Search the material for the word "コミュニケーション" and report each line where it turns up.

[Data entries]
%%
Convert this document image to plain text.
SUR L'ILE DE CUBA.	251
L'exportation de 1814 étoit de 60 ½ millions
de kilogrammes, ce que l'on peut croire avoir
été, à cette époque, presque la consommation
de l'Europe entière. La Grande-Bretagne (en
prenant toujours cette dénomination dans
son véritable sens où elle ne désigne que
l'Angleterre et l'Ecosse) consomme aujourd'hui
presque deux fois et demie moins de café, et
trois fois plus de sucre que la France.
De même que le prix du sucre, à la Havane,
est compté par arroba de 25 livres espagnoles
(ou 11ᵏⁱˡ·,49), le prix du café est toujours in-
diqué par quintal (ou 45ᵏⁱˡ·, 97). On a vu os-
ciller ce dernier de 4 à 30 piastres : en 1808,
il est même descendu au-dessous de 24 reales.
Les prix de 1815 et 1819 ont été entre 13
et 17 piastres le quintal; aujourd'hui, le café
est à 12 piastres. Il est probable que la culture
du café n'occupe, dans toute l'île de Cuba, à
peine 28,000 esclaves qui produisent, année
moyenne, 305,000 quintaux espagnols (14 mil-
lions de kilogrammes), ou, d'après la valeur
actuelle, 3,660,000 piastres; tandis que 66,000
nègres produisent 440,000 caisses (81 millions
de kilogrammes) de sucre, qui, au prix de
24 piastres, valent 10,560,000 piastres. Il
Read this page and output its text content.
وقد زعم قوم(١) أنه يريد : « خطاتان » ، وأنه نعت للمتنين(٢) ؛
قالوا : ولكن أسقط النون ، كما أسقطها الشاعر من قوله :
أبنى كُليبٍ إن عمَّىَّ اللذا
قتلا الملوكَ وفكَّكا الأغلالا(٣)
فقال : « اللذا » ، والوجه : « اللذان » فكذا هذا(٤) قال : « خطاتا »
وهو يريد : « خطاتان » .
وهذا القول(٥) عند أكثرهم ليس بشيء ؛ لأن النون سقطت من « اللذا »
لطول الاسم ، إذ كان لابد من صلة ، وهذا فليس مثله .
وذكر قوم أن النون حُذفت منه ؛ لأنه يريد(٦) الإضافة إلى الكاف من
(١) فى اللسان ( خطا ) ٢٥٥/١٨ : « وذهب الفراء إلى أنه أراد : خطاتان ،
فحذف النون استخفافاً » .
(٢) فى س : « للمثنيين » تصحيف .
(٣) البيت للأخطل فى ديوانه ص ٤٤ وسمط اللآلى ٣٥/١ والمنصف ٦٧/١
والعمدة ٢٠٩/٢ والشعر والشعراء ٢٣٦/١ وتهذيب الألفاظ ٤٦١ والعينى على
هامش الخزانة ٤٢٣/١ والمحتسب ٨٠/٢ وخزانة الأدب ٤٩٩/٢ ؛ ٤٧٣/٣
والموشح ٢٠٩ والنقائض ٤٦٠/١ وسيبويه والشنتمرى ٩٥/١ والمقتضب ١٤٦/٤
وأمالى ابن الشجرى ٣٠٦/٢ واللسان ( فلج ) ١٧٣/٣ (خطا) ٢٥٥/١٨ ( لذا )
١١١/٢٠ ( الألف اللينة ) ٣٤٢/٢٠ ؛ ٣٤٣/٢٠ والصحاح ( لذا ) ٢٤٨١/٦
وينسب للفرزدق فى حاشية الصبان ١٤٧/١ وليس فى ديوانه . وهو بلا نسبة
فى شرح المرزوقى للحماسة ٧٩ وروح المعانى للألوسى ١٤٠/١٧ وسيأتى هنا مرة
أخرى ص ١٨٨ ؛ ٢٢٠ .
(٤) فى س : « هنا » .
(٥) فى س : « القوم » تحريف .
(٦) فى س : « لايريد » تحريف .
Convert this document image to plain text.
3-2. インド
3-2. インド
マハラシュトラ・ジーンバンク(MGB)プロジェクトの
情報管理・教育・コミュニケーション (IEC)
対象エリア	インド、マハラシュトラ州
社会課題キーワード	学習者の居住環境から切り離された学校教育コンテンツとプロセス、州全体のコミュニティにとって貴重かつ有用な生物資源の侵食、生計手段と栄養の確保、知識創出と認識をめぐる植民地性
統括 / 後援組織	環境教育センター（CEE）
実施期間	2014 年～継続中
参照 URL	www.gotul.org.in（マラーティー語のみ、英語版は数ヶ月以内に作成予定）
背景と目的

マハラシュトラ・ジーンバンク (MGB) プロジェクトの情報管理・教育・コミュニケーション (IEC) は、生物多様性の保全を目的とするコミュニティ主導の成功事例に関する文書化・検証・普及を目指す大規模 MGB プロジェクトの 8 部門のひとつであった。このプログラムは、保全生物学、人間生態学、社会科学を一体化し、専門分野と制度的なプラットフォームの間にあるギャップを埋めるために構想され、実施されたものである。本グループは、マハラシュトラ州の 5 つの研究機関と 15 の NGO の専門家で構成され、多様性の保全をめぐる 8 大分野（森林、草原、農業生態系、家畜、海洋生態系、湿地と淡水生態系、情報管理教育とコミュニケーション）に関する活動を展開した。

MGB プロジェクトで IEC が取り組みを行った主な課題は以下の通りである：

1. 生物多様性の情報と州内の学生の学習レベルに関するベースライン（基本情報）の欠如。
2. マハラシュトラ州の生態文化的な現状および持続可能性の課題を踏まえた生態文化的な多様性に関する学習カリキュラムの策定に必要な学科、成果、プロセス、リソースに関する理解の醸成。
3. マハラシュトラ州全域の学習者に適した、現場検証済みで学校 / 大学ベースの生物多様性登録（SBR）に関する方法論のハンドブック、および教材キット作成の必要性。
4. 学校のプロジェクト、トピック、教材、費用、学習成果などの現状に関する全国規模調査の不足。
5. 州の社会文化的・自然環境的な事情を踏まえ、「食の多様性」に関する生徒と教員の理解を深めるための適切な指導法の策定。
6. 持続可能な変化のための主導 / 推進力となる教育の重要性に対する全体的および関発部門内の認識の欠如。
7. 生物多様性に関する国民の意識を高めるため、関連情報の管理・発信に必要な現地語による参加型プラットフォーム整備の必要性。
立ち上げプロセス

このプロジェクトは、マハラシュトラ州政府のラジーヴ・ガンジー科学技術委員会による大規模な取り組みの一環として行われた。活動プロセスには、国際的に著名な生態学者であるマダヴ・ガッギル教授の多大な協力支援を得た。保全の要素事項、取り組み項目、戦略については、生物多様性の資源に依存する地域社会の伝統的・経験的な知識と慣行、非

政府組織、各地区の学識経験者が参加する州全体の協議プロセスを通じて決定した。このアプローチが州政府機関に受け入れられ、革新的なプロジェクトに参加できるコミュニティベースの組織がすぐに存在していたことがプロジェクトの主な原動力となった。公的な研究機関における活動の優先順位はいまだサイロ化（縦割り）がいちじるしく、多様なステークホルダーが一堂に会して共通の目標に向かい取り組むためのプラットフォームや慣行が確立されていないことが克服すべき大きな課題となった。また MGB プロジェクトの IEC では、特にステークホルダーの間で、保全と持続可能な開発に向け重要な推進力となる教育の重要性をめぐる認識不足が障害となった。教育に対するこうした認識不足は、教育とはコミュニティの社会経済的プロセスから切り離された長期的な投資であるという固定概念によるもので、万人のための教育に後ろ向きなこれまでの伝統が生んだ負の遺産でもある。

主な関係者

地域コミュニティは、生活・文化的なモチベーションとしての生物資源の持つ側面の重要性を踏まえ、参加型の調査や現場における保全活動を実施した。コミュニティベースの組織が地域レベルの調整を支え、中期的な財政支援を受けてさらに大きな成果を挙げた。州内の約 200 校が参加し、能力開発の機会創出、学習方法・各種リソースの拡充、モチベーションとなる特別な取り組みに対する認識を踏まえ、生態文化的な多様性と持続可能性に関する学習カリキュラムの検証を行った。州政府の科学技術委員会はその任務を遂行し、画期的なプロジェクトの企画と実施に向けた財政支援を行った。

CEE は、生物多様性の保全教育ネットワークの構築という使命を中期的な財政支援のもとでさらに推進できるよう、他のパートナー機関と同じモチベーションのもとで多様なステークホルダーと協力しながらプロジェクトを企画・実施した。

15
%%
ANSWER TO THE EXERCISE -
情報管理・教育・コミュニケーション (IEC)
マハラシュトラ・ジーンバンク (MGB) プロジェクトの情報管理・教育・コミュニケーション (IEC) は、生物多様性の保全を目的とするコミュニティ主導の成功事例に関する文書化・検証・普及を目指す大規模 MGB プロジェクトの 8 部門のひとつであった。このプログラムは、保全生物学、人間生態学、社会科学を一体化し、専門分野と制度的なプラットフォームの間にあるギャップを埋めるために構想され、実施されたものである。本グループは、マハラシュトラ州の 5 つの研究機関と 15 の NGO の専門家で構成され、多様性の保全をめぐる 8 大分野（森林、草原、農業生態系、家畜、海洋生態系、湿地と淡水生態系、情報管理教育とコミュニケーション）に関する活動を展開した。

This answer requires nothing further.